◆ RECORD LIST:
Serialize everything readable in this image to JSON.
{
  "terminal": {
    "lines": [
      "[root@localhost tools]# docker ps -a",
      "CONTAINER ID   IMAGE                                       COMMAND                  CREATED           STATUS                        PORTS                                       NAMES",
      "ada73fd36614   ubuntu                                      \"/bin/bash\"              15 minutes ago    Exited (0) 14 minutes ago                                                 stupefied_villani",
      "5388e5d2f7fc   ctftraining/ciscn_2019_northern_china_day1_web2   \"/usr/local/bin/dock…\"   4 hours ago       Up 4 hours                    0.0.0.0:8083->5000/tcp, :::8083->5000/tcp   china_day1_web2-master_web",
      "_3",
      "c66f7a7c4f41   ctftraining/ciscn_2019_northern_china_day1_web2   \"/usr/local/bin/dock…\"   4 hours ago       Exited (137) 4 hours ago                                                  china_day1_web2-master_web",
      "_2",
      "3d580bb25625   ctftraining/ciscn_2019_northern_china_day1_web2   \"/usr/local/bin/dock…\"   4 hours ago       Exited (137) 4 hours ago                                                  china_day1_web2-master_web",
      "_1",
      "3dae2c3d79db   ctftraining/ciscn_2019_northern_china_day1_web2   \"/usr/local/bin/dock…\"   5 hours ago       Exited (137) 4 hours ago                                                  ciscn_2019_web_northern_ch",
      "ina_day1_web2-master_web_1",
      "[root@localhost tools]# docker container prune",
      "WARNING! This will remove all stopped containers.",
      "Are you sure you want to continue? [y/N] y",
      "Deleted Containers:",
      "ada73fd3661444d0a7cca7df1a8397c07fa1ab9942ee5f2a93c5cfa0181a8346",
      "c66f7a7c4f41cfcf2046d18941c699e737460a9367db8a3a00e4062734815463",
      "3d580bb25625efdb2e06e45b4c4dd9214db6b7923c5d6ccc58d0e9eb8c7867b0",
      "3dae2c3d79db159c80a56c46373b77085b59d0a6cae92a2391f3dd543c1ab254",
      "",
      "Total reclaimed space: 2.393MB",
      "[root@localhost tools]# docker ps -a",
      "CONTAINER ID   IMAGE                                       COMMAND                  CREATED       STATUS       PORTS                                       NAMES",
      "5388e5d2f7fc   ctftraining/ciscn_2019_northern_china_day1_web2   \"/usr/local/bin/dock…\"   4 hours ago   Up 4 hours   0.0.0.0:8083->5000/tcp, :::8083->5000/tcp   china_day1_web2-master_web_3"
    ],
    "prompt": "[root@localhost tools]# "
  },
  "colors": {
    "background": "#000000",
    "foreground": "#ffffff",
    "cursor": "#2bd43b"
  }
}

◆ WHAT THE TASK ASKS: Copy every line of the listing that contains the word "COMMAND".

◆ TASK SOLUTION:
      "CONTAINER ID   IMAGE                                       COMMAND                  CREATED           STATUS                        PORTS                                       NAMES",
      "CONTAINER ID   IMAGE                                       COMMAND                  CREATED       STATUS       PORTS                                       NAMES",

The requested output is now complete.